## Problem to solve
Using the data below, copy each line that includes the word "document".

## Entries provided
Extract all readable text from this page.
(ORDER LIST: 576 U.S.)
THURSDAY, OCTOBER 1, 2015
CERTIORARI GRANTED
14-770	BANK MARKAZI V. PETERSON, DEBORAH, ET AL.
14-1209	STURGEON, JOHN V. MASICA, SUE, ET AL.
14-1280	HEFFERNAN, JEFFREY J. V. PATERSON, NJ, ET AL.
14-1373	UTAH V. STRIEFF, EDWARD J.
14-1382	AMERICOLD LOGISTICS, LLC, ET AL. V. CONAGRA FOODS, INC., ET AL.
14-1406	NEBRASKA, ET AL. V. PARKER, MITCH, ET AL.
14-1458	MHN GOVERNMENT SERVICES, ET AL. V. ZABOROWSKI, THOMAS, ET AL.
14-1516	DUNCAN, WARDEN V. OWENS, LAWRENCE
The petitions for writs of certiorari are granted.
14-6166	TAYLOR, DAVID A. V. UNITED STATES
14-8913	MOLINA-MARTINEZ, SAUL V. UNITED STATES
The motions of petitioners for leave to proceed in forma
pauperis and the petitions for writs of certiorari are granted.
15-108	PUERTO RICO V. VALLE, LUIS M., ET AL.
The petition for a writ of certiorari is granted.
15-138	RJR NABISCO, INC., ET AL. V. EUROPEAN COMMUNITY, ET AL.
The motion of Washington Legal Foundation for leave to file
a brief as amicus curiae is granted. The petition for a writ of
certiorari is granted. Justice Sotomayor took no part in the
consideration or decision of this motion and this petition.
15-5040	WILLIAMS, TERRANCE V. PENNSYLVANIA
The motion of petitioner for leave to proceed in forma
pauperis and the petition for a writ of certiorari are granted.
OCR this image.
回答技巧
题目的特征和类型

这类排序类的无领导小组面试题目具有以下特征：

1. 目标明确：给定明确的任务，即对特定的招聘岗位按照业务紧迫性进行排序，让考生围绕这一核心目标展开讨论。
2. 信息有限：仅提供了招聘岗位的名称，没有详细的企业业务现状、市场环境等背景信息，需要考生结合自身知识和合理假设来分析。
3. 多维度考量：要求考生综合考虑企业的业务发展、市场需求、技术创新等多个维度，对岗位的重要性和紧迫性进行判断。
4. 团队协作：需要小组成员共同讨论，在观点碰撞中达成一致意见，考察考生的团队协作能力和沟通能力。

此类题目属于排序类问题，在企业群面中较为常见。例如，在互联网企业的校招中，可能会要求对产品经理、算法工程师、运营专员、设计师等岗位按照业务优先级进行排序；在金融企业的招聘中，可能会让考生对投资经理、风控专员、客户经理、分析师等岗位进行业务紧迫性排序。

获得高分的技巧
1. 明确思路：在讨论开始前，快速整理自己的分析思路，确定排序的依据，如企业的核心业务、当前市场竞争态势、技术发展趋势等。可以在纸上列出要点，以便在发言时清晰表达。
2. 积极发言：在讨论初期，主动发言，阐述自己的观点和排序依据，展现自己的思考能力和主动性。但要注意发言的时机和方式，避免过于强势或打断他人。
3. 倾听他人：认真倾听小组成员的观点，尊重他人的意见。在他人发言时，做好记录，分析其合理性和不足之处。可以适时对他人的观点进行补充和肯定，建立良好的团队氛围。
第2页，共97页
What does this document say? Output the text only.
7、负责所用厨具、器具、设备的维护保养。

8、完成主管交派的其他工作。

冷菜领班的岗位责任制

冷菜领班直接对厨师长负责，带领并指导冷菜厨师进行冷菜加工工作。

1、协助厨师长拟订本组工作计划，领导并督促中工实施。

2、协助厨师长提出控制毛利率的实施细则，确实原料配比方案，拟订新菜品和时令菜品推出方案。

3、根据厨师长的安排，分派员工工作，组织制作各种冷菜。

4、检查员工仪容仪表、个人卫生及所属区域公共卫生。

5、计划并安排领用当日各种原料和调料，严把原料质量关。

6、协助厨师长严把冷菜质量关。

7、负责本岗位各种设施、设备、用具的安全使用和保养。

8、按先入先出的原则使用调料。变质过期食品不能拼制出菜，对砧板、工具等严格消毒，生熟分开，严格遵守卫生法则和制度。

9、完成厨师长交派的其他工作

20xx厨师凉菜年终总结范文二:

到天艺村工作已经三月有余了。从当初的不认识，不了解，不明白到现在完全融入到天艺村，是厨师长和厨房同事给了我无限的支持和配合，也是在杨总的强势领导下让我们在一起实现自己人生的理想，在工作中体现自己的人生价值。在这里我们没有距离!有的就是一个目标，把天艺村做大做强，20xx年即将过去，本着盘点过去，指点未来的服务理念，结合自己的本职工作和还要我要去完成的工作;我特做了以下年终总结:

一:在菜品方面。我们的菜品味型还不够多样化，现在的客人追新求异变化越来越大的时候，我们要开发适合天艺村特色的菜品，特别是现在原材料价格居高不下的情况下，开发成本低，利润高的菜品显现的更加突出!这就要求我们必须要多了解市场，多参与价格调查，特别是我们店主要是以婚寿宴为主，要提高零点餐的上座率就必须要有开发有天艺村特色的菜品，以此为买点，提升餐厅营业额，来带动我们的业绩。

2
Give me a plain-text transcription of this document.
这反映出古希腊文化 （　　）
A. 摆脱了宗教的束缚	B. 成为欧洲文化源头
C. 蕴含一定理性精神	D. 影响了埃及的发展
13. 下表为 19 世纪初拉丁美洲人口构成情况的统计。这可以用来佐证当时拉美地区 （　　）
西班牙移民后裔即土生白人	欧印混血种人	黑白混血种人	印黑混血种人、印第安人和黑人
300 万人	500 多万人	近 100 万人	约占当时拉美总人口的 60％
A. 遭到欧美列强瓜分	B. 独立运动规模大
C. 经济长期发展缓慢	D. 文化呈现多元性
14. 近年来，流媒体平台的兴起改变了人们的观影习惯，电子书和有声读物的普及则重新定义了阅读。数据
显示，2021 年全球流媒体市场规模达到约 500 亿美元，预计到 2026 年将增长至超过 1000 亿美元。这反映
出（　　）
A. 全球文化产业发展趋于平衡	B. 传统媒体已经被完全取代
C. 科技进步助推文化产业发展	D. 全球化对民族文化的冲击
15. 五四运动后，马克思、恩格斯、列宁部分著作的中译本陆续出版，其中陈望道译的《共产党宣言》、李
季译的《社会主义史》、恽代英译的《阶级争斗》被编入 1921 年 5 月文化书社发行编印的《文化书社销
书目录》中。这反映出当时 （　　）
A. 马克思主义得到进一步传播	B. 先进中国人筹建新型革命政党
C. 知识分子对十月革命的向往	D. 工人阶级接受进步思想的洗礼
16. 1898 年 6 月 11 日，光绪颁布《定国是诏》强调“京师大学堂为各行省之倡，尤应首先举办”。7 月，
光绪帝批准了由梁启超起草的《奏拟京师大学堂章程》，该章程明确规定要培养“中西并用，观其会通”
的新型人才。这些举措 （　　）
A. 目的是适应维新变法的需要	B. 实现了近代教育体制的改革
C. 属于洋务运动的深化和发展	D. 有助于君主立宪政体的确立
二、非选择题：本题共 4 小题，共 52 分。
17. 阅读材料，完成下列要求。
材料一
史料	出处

## Result below
What does this document say? Output the text only.
Give me a plain-text transcription of this document.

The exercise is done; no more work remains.